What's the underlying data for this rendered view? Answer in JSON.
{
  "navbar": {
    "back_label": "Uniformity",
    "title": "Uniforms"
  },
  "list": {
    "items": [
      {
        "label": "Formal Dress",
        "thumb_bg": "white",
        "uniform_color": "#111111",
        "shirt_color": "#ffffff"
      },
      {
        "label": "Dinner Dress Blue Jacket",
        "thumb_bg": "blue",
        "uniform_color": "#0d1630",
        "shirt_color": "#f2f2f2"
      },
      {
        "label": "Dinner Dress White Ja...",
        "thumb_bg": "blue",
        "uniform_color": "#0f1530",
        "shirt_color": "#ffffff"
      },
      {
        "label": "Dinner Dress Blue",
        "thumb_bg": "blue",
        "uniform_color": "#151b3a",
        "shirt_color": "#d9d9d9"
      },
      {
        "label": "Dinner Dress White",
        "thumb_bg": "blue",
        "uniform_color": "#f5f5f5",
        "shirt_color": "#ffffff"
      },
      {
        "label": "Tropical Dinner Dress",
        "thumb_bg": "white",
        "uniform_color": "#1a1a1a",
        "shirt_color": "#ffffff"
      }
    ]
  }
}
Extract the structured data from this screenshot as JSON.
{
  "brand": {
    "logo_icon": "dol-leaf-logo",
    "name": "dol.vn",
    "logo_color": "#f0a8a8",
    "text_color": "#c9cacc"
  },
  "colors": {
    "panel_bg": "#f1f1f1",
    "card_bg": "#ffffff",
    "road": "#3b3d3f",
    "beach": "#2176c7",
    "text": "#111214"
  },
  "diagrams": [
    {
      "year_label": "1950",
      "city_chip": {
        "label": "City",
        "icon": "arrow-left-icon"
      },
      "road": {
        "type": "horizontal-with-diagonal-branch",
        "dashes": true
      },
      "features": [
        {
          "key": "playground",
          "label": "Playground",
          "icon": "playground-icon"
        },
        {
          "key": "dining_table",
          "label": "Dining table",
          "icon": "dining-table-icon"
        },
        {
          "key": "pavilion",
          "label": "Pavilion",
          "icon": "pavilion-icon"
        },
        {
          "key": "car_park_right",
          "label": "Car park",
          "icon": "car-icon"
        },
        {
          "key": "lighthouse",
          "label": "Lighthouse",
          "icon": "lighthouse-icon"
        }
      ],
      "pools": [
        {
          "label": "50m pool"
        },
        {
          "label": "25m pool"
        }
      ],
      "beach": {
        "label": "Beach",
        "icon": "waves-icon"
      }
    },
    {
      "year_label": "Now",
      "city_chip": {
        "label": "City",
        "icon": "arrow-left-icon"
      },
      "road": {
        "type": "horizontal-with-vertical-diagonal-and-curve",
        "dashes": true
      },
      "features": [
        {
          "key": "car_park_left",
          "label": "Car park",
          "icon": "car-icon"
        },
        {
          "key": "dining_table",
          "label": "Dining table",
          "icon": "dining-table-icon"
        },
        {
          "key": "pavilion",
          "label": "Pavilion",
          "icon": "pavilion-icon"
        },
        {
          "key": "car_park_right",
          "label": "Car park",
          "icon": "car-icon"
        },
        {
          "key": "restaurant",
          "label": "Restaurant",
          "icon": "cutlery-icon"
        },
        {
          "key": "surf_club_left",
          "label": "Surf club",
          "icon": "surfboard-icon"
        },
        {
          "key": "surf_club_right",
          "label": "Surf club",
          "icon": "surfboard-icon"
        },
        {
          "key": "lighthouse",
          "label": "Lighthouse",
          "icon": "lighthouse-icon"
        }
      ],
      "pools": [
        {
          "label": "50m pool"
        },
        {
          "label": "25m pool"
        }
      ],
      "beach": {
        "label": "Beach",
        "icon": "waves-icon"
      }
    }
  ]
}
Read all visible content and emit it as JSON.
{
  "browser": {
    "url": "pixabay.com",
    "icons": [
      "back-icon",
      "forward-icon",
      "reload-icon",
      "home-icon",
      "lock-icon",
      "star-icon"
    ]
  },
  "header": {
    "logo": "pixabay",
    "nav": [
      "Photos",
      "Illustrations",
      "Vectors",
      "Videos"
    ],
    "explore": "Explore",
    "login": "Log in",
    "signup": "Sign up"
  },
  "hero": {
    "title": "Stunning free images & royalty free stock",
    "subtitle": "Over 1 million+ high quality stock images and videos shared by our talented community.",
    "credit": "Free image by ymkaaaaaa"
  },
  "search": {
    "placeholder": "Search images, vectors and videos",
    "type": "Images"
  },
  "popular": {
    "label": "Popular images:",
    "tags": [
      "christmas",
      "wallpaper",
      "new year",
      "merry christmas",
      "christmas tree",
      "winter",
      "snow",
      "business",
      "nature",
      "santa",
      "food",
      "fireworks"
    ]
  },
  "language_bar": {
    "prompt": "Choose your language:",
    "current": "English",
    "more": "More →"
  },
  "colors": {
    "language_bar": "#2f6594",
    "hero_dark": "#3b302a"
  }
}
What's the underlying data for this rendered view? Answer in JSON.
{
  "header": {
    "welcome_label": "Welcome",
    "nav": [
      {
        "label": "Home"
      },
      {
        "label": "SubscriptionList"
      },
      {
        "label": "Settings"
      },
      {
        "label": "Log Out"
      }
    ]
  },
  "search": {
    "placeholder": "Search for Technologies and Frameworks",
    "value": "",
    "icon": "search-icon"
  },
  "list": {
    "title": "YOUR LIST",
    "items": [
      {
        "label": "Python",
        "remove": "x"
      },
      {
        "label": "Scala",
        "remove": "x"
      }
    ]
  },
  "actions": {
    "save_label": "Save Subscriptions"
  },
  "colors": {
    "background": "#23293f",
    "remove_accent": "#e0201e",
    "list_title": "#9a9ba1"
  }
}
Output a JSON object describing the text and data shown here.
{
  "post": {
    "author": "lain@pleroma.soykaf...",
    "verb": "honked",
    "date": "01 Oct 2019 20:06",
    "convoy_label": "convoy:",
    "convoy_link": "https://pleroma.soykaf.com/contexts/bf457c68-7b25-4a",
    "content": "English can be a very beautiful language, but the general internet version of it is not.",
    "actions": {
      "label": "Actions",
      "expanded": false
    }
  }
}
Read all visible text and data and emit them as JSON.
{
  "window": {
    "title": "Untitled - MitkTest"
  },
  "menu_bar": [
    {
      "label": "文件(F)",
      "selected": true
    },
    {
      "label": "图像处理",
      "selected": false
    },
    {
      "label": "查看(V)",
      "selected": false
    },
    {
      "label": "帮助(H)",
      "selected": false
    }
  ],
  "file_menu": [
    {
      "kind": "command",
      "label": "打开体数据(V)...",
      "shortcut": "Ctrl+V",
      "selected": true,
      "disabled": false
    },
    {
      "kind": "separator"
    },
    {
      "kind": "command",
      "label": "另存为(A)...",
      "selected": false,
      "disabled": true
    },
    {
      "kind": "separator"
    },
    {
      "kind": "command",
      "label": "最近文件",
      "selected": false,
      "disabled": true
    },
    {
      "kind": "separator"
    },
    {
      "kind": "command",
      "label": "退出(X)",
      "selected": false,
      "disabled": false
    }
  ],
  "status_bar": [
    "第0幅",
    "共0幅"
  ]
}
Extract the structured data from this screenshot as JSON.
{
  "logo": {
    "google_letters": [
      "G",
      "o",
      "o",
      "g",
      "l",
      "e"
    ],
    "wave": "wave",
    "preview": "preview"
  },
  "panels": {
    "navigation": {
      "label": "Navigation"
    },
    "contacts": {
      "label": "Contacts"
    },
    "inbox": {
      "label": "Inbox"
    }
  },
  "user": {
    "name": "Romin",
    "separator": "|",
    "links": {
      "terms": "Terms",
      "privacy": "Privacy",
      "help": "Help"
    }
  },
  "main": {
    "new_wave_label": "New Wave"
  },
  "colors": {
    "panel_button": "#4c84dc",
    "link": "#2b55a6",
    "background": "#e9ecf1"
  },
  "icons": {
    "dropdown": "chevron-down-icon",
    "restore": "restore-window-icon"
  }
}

■ **WHAT YOU ARE ASKED TO DO**:
Repeat the listing in full, keeping every line exactly as it is.

■ **THE RESULT**:
What's the underlying data for this rendered view? Answer in JSON.
{
  "navbar": {
    "back_label": "Uniformity",
    "title": "Uniforms"
  },
  "list": {
    "items": [
      {
        "label": "Formal Dress",
        "thumb_bg": "white",
        "uniform_color": "#111111",
        "shirt_color": "#ffffff"
      },
      {
        "label": "Dinner Dress Blue Jacket",
        "thumb_bg": "blue",
        "uniform_color": "#0d1630",
        "shirt_color": "#f2f2f2"
      },
      {
        "label": "Dinner Dress White Ja...",
        "thumb_bg": "blue",
        "uniform_color": "#0f1530",
        "shirt_color": "#ffffff"
      },
      {
        "label": "Dinner Dress Blue",
        "thumb_bg": "blue",
        "uniform_color": "#151b3a",
        "shirt_color": "#d9d9d9"
      },
      {
        "label": "Dinner Dress White",
        "thumb_bg": "blue",
        "uniform_color": "#f5f5f5",
        "shirt_color": "#ffffff"
      },
      {
        "label": "Tropical Dinner Dress",
        "thumb_bg": "white",
        "uniform_color": "#1a1a1a",
        "shirt_color": "#ffffff"
      }
    ]
  }
}
Extract the structured data from this screenshot as JSON.
{
  "brand": {
    "logo_icon": "dol-leaf-logo",
    "name": "dol.vn",
    "logo_color": "#f0a8a8",
    "text_color": "#c9cacc"
  },
  "colors": {
    "panel_bg": "#f1f1f1",
    "card_bg": "#ffffff",
    "road": "#3b3d3f",
    "beach": "#2176c7",
    "text": "#111214"
  },
  "diagrams": [
    {
      "year_label": "1950",
      "city_chip": {
        "label": "City",
        "icon": "arrow-left-icon"
      },
      "road": {
        "type": "horizontal-with-diagonal-branch",
        "dashes": true
      },
      "features": [
        {
          "key": "playground",
          "label": "Playground",
          "icon": "playground-icon"
        },
        {
          "key": "dining_table",
          "label": "Dining table",
          "icon": "dining-table-icon"
        },
        {
          "key": "pavilion",
          "label": "Pavilion",
          "icon": "pavilion-icon"
        },
        {
          "key": "car_park_right",
          "label": "Car park",
          "icon": "car-icon"
        },
        {
          "key": "lighthouse",
          "label": "Lighthouse",
          "icon": "lighthouse-icon"
        }
      ],
      "pools": [
        {
          "label": "50m pool"
        },
        {
          "label": "25m pool"
        }
      ],
      "beach": {
        "label": "Beach",
        "icon": "waves-icon"
      }
    },
    {
      "year_label": "Now",
      "city_chip": {
        "label": "City",
        "icon": "arrow-left-icon"
      },
      "road": {
        "type": "horizontal-with-vertical-diagonal-and-curve",
        "dashes": true
      },
      "features": [
        {
          "key": "car_park_left",
          "label": "Car park",
          "icon": "car-icon"
        },
        {
          "key": "dining_table",
          "label": "Dining table",
          "icon": "dining-table-icon"
        },
        {
          "key": "pavilion",
          "label": "Pavilion",
          "icon": "pavilion-icon"
        },
        {
          "key": "car_park_right",
          "label": "Car park",
          "icon": "car-icon"
        },
        {
          "key": "restaurant",
          "label": "Restaurant",
          "icon": "cutlery-icon"
        },
        {
          "key": "surf_club_left",
          "label": "Surf club",
          "icon": "surfboard-icon"
        },
        {
          "key": "surf_club_right",
          "label": "Surf club",
          "icon": "surfboard-icon"
        },
        {
          "key": "lighthouse",
          "label": "Lighthouse",
          "icon": "lighthouse-icon"
        }
      ],
      "pools": [
        {
          "label": "50m pool"
        },
        {
          "label": "25m pool"
        }
      ],
      "beach": {
        "label": "Beach",
        "icon": "waves-icon"
      }
    }
  ]
}
Read all visible content and emit it as JSON.
{
  "browser": {
    "url": "pixabay.com",
    "icons": [
      "back-icon",
      "forward-icon",
      "reload-icon",
      "home-icon",
      "lock-icon",
      "star-icon"
    ]
  },
  "header": {
    "logo": "pixabay",
    "nav": [
      "Photos",
      "Illustrations",
      "Vectors",
      "Videos"
    ],
    "explore": "Explore",
    "login": "Log in",
    "signup": "Sign up"
  },
  "hero": {
    "title": "Stunning free images & royalty free stock",
    "subtitle": "Over 1 million+ high quality stock images and videos shared by our talented community.",
    "credit": "Free image by ymkaaaaaa"
  },
  "search": {
    "placeholder": "Search images, vectors and videos",
    "type": "Images"
  },
  "popular": {
    "label": "Popular images:",
    "tags": [
      "christmas",
      "wallpaper",
      "new year",
      "merry christmas",
      "christmas tree",
      "winter",
      "snow",
      "business",
      "nature",
      "santa",
      "food",
      "fireworks"
    ]
  },
  "language_bar": {
    "prompt": "Choose your language:",
    "current": "English",
    "more": "More →"
  },
  "colors": {
    "language_bar": "#2f6594",
    "hero_dark": "#3b302a"
  }
}
What's the underlying data for this rendered view? Answer in JSON.
{
  "header": {
    "welcome_label": "Welcome",
    "nav": [
      {
        "label": "Home"
      },
      {
        "label": "SubscriptionList"
      },
      {
        "label": "Settings"
      },
      {
        "label": "Log Out"
      }
    ]
  },
  "search": {
    "placeholder": "Search for Technologies and Frameworks",
    "value": "",
    "icon": "search-icon"
  },
  "list": {
    "title": "YOUR LIST",
    "items": [
      {
        "label": "Python",
        "remove": "x"
      },
      {
        "label": "Scala",
        "remove": "x"
      }
    ]
  },
  "actions": {
    "save_label": "Save Subscriptions"
  },
  "colors": {
    "background": "#23293f",
    "remove_accent": "#e0201e",
    "list_title": "#9a9ba1"
  }
}
Output a JSON object describing the text and data shown here.
{
  "post": {
    "author": "lain@pleroma.soykaf...",
    "verb": "honked",
    "date": "01 Oct 2019 20:06",
    "convoy_label": "convoy:",
    "convoy_link": "https://pleroma.soykaf.com/contexts/bf457c68-7b25-4a",
    "content": "English can be a very beautiful language, but the general internet version of it is not.",
    "actions": {
      "label": "Actions",
      "expanded": false
    }
  }
}
Read all visible text and data and emit them as JSON.
{
  "window": {
    "title": "Untitled - MitkTest"
  },
  "menu_bar": [
    {
      "label": "文件(F)",
      "selected": true
    },
    {
      "label": "图像处理",
      "selected": false
    },
    {
      "label": "查看(V)",
      "selected": false
    },
    {
      "label": "帮助(H)",
      "selected": false
    }
  ],
  "file_menu": [
    {
      "kind": "command",
      "label": "打开体数据(V)...",
      "shortcut": "Ctrl+V",
      "selected": true,
      "disabled": false
    },
    {
      "kind": "separator"
    },
    {
      "kind": "command",
      "label": "另存为(A)...",
      "selected": false,
      "disabled": true
    },
    {
      "kind": "separator"
    },
    {
      "kind": "command",
      "label": "最近文件",
      "selected": false,
      "disabled": true
    },
    {
      "kind": "separator"
    },
    {
      "kind": "command",
      "label": "退出(X)",
      "selected": false,
      "disabled": false
    }
  ],
  "status_bar": [
    "第0幅",
    "共0幅"
  ]
}
Extract the structured data from this screenshot as JSON.
{
  "logo": {
    "google_letters": [
      "G",
      "o",
      "o",
      "g",
      "l",
      "e"
    ],
    "wave": "wave",
    "preview": "preview"
  },
  "panels": {
    "navigation": {
      "label": "Navigation"
    },
    "contacts": {
      "label": "Contacts"
    },
    "inbox": {
      "label": "Inbox"
    }
  },
  "user": {
    "name": "Romin",
    "separator": "|",
    "links": {
      "terms": "Terms",
      "privacy": "Privacy",
      "help": "Help"
    }
  },
  "main": {
    "new_wave_label": "New Wave"
  },
  "colors": {
    "panel_button": "#4c84dc",
    "link": "#2b55a6",
    "background": "#e9ecf1"
  },
  "icons": {
    "dropdown": "chevron-down-icon",
    "restore": "restore-window-icon"
  }
}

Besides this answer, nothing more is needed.